Dataset entries on figures:
——————

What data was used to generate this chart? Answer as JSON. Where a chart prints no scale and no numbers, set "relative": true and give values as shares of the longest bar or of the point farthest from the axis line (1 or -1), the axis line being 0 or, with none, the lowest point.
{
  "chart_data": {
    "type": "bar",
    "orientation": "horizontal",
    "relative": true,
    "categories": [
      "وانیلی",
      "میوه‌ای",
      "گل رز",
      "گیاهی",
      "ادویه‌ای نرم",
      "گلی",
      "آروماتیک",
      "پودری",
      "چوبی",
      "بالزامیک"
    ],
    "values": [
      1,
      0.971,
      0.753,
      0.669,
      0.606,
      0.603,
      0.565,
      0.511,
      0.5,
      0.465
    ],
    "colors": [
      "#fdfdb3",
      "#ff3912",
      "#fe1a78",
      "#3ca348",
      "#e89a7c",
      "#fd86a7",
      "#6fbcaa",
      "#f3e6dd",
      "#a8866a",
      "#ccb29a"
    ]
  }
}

——————

**WORK INSTRUCTIONS:**
Repeat the records above exactly, from the first line to the last.

**COMPLETE OUTPUT:**
What data was used to generate this chart? Answer as JSON. Where a chart prints no scale and no numbers, set "relative": true and give values as shares of the longest bar or of the point farthest from the axis line (1 or -1), the axis line being 0 or, with none, the lowest point.
{
  "chart_data": {
    "type": "bar",
    "orientation": "horizontal",
    "relative": true,
    "categories": [
      "وانیلی",
      "میوه‌ای",
      "گل رز",
      "گیاهی",
      "ادویه‌ای نرم",
      "گلی",
      "آروماتیک",
      "پودری",
      "چوبی",
      "بالزامیک"
    ],
    "values": [
      1,
      0.971,
      0.753,
      0.669,
      0.606,
      0.603,
      0.565,
      0.511,
      0.5,
      0.465
    ],
    "colors": [
      "#fdfdb3",
      "#ff3912",
      "#fe1a78",
      "#3ca348",
      "#e89a7c",
      "#fd86a7",
      "#6fbcaa",
      "#f3e6dd",
      "#a8866a",
      "#ccb29a"
    ]
  }
}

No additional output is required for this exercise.